-- Start --

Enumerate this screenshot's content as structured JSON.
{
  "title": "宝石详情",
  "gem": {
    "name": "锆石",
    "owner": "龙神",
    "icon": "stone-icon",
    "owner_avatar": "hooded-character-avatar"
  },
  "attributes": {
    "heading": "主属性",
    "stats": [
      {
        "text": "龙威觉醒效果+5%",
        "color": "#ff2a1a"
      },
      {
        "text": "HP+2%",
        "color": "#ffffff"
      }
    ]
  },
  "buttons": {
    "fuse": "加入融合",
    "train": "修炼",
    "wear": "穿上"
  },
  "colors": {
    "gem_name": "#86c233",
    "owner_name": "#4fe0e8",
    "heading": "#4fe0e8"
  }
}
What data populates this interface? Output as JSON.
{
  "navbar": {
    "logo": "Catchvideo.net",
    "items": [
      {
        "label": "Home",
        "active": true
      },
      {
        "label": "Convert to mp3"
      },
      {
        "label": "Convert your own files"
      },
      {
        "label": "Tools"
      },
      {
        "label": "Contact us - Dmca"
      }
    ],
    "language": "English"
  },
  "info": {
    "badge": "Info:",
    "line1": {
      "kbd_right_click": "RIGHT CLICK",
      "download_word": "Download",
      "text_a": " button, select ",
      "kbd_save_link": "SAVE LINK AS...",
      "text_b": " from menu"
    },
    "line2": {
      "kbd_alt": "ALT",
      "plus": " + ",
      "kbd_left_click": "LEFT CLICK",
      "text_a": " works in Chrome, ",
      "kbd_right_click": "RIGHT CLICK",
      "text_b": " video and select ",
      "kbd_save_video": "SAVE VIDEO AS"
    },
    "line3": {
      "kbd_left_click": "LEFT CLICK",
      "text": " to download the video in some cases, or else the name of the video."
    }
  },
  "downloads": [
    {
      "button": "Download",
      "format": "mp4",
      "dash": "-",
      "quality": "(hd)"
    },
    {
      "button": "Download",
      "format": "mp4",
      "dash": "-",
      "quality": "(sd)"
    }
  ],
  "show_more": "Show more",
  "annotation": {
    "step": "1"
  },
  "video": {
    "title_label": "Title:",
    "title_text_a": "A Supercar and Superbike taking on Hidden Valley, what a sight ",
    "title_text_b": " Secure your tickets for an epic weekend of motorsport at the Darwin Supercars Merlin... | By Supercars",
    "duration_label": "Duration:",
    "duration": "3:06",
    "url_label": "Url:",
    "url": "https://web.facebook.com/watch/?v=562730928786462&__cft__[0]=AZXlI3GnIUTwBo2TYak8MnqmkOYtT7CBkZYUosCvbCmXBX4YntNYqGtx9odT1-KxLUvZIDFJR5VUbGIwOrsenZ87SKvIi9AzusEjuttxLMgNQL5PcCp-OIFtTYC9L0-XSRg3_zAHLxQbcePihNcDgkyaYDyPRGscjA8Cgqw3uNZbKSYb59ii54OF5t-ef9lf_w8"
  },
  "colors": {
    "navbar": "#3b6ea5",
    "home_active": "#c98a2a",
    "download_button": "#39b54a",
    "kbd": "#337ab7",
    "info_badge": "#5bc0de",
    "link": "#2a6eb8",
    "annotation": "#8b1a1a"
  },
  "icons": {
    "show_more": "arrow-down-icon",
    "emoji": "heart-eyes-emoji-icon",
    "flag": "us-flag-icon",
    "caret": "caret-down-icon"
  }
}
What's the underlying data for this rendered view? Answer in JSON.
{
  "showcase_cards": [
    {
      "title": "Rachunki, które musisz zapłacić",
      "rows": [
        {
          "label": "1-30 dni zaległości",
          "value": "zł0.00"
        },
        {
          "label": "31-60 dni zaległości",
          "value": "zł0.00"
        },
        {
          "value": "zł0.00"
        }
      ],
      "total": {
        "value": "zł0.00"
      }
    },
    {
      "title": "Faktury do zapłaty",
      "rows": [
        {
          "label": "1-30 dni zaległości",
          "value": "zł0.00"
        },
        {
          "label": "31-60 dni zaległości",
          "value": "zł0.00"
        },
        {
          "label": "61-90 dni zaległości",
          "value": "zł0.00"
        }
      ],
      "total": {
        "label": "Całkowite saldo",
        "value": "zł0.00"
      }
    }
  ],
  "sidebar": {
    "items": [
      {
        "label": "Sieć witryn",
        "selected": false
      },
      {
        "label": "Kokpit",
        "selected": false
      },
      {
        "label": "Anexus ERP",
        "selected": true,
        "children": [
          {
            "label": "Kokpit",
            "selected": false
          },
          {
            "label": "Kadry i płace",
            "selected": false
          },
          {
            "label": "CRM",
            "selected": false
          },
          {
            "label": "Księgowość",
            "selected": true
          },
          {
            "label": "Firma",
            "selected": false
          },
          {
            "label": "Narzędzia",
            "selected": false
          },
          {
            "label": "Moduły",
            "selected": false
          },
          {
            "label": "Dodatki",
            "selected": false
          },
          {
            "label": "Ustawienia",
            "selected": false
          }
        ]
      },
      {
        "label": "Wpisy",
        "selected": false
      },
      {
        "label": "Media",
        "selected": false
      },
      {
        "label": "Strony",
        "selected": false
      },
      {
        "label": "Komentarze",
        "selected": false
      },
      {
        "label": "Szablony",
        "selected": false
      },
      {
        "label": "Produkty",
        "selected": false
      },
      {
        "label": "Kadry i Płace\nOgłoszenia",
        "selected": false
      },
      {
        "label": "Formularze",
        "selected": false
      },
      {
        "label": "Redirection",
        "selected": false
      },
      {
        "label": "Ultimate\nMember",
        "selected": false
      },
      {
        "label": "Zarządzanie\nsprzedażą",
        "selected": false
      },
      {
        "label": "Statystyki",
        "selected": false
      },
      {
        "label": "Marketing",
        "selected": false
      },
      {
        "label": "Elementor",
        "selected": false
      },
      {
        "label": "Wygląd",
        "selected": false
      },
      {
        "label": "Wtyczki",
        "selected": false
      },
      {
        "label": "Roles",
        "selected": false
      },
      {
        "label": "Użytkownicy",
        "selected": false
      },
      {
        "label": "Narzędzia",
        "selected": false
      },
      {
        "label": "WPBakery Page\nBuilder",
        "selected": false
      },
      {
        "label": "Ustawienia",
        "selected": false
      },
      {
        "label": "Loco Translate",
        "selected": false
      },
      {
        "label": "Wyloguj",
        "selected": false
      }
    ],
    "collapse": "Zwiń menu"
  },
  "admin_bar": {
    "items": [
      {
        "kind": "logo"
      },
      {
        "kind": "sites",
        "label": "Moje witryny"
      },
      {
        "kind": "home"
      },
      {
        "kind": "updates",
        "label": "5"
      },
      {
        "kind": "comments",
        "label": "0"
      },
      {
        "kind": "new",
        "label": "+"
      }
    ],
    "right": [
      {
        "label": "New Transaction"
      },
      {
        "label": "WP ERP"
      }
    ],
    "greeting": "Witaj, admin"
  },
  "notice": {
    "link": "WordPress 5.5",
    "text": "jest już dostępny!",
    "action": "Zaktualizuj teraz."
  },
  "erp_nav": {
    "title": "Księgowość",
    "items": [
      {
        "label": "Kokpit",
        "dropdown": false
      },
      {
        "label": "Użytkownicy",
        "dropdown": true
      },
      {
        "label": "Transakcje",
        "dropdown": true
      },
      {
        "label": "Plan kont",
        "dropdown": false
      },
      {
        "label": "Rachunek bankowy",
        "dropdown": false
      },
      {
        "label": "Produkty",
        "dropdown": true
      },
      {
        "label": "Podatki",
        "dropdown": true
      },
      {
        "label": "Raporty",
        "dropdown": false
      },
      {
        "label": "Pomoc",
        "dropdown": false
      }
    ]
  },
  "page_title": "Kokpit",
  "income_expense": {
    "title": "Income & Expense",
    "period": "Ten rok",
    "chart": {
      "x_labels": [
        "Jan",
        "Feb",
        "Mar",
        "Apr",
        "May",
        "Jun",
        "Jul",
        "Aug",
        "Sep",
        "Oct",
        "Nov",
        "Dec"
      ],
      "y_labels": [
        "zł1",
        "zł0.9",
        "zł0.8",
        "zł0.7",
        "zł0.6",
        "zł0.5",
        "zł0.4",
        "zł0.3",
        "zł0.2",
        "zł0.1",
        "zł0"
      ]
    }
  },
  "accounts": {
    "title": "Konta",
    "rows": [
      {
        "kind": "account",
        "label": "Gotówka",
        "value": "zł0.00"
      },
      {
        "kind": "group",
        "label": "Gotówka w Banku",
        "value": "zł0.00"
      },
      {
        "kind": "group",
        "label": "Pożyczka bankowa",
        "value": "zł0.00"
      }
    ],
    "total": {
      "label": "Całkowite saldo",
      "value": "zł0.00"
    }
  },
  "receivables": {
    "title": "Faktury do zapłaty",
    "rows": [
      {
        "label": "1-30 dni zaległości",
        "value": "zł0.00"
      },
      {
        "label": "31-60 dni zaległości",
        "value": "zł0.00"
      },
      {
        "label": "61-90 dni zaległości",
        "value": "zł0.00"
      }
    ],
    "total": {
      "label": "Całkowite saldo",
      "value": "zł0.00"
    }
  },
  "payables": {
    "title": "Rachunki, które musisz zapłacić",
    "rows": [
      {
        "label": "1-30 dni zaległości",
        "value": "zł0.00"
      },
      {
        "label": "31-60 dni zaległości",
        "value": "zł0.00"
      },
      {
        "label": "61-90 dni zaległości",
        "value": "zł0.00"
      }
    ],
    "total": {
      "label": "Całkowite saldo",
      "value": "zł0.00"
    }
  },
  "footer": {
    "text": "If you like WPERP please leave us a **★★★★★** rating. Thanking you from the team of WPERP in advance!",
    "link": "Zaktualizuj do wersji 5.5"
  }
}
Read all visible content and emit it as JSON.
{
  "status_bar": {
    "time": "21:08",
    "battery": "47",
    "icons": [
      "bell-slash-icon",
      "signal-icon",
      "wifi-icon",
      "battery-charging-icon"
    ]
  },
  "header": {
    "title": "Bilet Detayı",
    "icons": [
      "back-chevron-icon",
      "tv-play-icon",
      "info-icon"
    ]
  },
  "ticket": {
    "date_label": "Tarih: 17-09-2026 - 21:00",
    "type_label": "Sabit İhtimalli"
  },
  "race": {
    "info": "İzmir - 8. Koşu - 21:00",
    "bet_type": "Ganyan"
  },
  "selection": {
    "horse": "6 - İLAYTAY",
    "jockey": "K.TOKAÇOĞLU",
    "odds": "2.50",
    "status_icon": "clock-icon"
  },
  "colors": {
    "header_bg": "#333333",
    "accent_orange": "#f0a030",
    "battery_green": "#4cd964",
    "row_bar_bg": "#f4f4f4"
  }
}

-- End --

__Exercise aim__
Look for lines containing the string "Convert" and copy them all.

__Answer to the problem__
        "label": "Convert to mp3"
        "label": "Convert your own files"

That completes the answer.